— Start Provided data —

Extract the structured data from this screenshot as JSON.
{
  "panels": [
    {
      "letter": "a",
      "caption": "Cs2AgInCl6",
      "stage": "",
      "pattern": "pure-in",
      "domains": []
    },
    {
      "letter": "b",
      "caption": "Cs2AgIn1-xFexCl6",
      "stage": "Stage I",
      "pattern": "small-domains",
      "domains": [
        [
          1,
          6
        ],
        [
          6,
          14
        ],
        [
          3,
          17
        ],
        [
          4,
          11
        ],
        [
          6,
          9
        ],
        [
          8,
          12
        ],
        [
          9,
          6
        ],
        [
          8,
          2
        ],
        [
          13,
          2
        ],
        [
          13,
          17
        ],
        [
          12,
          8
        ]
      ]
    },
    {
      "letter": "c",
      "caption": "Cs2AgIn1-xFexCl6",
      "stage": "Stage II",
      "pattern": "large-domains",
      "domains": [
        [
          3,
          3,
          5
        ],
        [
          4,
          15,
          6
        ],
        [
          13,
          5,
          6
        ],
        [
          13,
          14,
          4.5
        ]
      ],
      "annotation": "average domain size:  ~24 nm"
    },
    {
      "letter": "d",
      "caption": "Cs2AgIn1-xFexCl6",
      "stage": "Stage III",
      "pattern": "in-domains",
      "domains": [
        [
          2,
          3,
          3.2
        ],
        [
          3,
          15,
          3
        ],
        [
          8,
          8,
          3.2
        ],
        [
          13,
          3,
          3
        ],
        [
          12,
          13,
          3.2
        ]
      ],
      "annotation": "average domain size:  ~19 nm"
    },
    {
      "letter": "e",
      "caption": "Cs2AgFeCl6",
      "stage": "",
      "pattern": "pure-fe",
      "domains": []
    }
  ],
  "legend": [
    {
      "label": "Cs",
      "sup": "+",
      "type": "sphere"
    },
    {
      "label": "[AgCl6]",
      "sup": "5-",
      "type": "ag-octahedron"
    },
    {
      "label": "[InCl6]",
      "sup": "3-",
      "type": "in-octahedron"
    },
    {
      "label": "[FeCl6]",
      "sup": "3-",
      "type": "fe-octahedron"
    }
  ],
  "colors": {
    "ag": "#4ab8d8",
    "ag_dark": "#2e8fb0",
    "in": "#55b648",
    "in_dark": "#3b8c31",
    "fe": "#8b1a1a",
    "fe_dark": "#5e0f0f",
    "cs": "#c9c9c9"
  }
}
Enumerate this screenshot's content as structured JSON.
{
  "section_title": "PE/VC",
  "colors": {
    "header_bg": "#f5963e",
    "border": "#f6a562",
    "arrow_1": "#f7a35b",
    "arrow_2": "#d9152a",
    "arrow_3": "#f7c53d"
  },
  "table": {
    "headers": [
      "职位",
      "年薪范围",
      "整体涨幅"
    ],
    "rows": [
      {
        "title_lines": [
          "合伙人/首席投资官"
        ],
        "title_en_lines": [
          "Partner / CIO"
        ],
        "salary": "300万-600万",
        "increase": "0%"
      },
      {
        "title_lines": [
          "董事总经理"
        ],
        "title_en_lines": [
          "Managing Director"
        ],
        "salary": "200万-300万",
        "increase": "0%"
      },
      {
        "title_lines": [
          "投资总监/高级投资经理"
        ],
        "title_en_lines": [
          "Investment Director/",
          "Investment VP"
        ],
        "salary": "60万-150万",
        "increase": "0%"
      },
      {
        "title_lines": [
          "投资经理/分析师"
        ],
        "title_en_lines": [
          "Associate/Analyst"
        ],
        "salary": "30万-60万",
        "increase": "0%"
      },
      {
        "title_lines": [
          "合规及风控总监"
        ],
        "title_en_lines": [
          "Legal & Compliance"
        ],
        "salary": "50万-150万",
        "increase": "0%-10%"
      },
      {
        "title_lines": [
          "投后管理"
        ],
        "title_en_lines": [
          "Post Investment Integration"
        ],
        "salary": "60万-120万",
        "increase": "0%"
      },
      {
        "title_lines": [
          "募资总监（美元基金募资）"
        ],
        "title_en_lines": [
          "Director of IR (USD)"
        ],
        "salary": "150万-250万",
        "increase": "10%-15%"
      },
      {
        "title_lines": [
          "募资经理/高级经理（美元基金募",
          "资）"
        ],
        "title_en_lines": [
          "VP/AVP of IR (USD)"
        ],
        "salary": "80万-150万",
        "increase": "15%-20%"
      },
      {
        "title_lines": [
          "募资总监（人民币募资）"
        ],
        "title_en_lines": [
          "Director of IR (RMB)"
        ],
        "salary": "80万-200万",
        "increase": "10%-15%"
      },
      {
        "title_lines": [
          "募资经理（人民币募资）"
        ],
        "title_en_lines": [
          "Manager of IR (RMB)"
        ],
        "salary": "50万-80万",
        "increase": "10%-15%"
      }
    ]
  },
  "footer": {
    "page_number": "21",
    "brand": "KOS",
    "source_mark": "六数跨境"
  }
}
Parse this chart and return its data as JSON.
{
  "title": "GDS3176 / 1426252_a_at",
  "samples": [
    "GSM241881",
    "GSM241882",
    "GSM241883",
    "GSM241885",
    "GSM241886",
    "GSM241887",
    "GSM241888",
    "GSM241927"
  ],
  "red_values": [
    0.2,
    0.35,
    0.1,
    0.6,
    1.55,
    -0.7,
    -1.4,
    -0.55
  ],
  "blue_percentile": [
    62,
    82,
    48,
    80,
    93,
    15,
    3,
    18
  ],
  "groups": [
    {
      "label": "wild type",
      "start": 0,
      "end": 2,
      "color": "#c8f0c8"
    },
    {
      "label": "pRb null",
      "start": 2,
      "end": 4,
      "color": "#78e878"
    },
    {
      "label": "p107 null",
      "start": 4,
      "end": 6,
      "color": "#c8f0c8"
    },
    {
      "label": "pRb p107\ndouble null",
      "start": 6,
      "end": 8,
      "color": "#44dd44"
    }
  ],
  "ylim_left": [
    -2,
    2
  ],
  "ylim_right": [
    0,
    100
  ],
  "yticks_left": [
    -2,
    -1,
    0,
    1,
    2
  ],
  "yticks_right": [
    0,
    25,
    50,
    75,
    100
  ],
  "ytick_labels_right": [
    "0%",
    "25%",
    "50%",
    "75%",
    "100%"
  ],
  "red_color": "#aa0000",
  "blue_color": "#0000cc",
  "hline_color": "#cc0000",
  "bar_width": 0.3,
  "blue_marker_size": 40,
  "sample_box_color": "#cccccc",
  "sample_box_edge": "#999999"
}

— End Provided data —

#### [Your goal]
Each line in the material above must be retyped without alteration.

#### [Exercise result]
Extract the structured data from this screenshot as JSON.
{
  "panels": [
    {
      "letter": "a",
      "caption": "Cs2AgInCl6",
      "stage": "",
      "pattern": "pure-in",
      "domains": []
    },
    {
      "letter": "b",
      "caption": "Cs2AgIn1-xFexCl6",
      "stage": "Stage I",
      "pattern": "small-domains",
      "domains": [
        [
          1,
          6
        ],
        [
          6,
          14
        ],
        [
          3,
          17
        ],
        [
          4,
          11
        ],
        [
          6,
          9
        ],
        [
          8,
          12
        ],
        [
          9,
          6
        ],
        [
          8,
          2
        ],
        [
          13,
          2
        ],
        [
          13,
          17
        ],
        [
          12,
          8
        ]
      ]
    },
    {
      "letter": "c",
      "caption": "Cs2AgIn1-xFexCl6",
      "stage": "Stage II",
      "pattern": "large-domains",
      "domains": [
        [
          3,
          3,
          5
        ],
        [
          4,
          15,
          6
        ],
        [
          13,
          5,
          6
        ],
        [
          13,
          14,
          4.5
        ]
      ],
      "annotation": "average domain size:  ~24 nm"
    },
    {
      "letter": "d",
      "caption": "Cs2AgIn1-xFexCl6",
      "stage": "Stage III",
      "pattern": "in-domains",
      "domains": [
        [
          2,
          3,
          3.2
        ],
        [
          3,
          15,
          3
        ],
        [
          8,
          8,
          3.2
        ],
        [
          13,
          3,
          3
        ],
        [
          12,
          13,
          3.2
        ]
      ],
      "annotation": "average domain size:  ~19 nm"
    },
    {
      "letter": "e",
      "caption": "Cs2AgFeCl6",
      "stage": "",
      "pattern": "pure-fe",
      "domains": []
    }
  ],
  "legend": [
    {
      "label": "Cs",
      "sup": "+",
      "type": "sphere"
    },
    {
      "label": "[AgCl6]",
      "sup": "5-",
      "type": "ag-octahedron"
    },
    {
      "label": "[InCl6]",
      "sup": "3-",
      "type": "in-octahedron"
    },
    {
      "label": "[FeCl6]",
      "sup": "3-",
      "type": "fe-octahedron"
    }
  ],
  "colors": {
    "ag": "#4ab8d8",
    "ag_dark": "#2e8fb0",
    "in": "#55b648",
    "in_dark": "#3b8c31",
    "fe": "#8b1a1a",
    "fe_dark": "#5e0f0f",
    "cs": "#c9c9c9"
  }
}
Enumerate this screenshot's content as structured JSON.
{
  "section_title": "PE/VC",
  "colors": {
    "header_bg": "#f5963e",
    "border": "#f6a562",
    "arrow_1": "#f7a35b",
    "arrow_2": "#d9152a",
    "arrow_3": "#f7c53d"
  },
  "table": {
    "headers": [
      "职位",
      "年薪范围",
      "整体涨幅"
    ],
    "rows": [
      {
        "title_lines": [
          "合伙人/首席投资官"
        ],
        "title_en_lines": [
          "Partner / CIO"
        ],
        "salary": "300万-600万",
        "increase": "0%"
      },
      {
        "title_lines": [
          "董事总经理"
        ],
        "title_en_lines": [
          "Managing Director"
        ],
        "salary": "200万-300万",
        "increase": "0%"
      },
      {
        "title_lines": [
          "投资总监/高级投资经理"
        ],
        "title_en_lines": [
          "Investment Director/",
          "Investment VP"
        ],
        "salary": "60万-150万",
        "increase": "0%"
      },
      {
        "title_lines": [
          "投资经理/分析师"
        ],
        "title_en_lines": [
          "Associate/Analyst"
        ],
        "salary": "30万-60万",
        "increase": "0%"
      },
      {
        "title_lines": [
          "合规及风控总监"
        ],
        "title_en_lines": [
          "Legal & Compliance"
        ],
        "salary": "50万-150万",
        "increase": "0%-10%"
      },
      {
        "title_lines": [
          "投后管理"
        ],
        "title_en_lines": [
          "Post Investment Integration"
        ],
        "salary": "60万-120万",
        "increase": "0%"
      },
      {
        "title_lines": [
          "募资总监（美元基金募资）"
        ],
        "title_en_lines": [
          "Director of IR (USD)"
        ],
        "salary": "150万-250万",
        "increase": "10%-15%"
      },
      {
        "title_lines": [
          "募资经理/高级经理（美元基金募",
          "资）"
        ],
        "title_en_lines": [
          "VP/AVP of IR (USD)"
        ],
        "salary": "80万-150万",
        "increase": "15%-20%"
      },
      {
        "title_lines": [
          "募资总监（人民币募资）"
        ],
        "title_en_lines": [
          "Director of IR (RMB)"
        ],
        "salary": "80万-200万",
        "increase": "10%-15%"
      },
      {
        "title_lines": [
          "募资经理（人民币募资）"
        ],
        "title_en_lines": [
          "Manager of IR (RMB)"
        ],
        "salary": "50万-80万",
        "increase": "10%-15%"
      }
    ]
  },
  "footer": {
    "page_number": "21",
    "brand": "KOS",
    "source_mark": "六数跨境"
  }
}
Parse this chart and return its data as JSON.
{
  "title": "GDS3176 / 1426252_a_at",
  "samples": [
    "GSM241881",
    "GSM241882",
    "GSM241883",
    "GSM241885",
    "GSM241886",
    "GSM241887",
    "GSM241888",
    "GSM241927"
  ],
  "red_values": [
    0.2,
    0.35,
    0.1,
    0.6,
    1.55,
    -0.7,
    -1.4,
    -0.55
  ],
  "blue_percentile": [
    62,
    82,
    48,
    80,
    93,
    15,
    3,
    18
  ],
  "groups": [
    {
      "label": "wild type",
      "start": 0,
      "end": 2,
      "color": "#c8f0c8"
    },
    {
      "label": "pRb null",
      "start": 2,
      "end": 4,
      "color": "#78e878"
    },
    {
      "label": "p107 null",
      "start": 4,
      "end": 6,
      "color": "#c8f0c8"
    },
    {
      "label": "pRb p107\ndouble null",
      "start": 6,
      "end": 8,
      "color": "#44dd44"
    }
  ],
  "ylim_left": [
    -2,
    2
  ],
  "ylim_right": [
    0,
    100
  ],
  "yticks_left": [
    -2,
    -1,
    0,
    1,
    2
  ],
  "yticks_right": [
    0,
    25,
    50,
    75,
    100
  ],
  "ytick_labels_right": [
    "0%",
    "25%",
    "50%",
    "75%",
    "100%"
  ],
  "red_color": "#aa0000",
  "blue_color": "#0000cc",
  "hline_color": "#cc0000",
  "bar_width": 0.3,
  "blue_marker_size": 40,
  "sample_box_color": "#cccccc",
  "sample_box_edge": "#999999"
}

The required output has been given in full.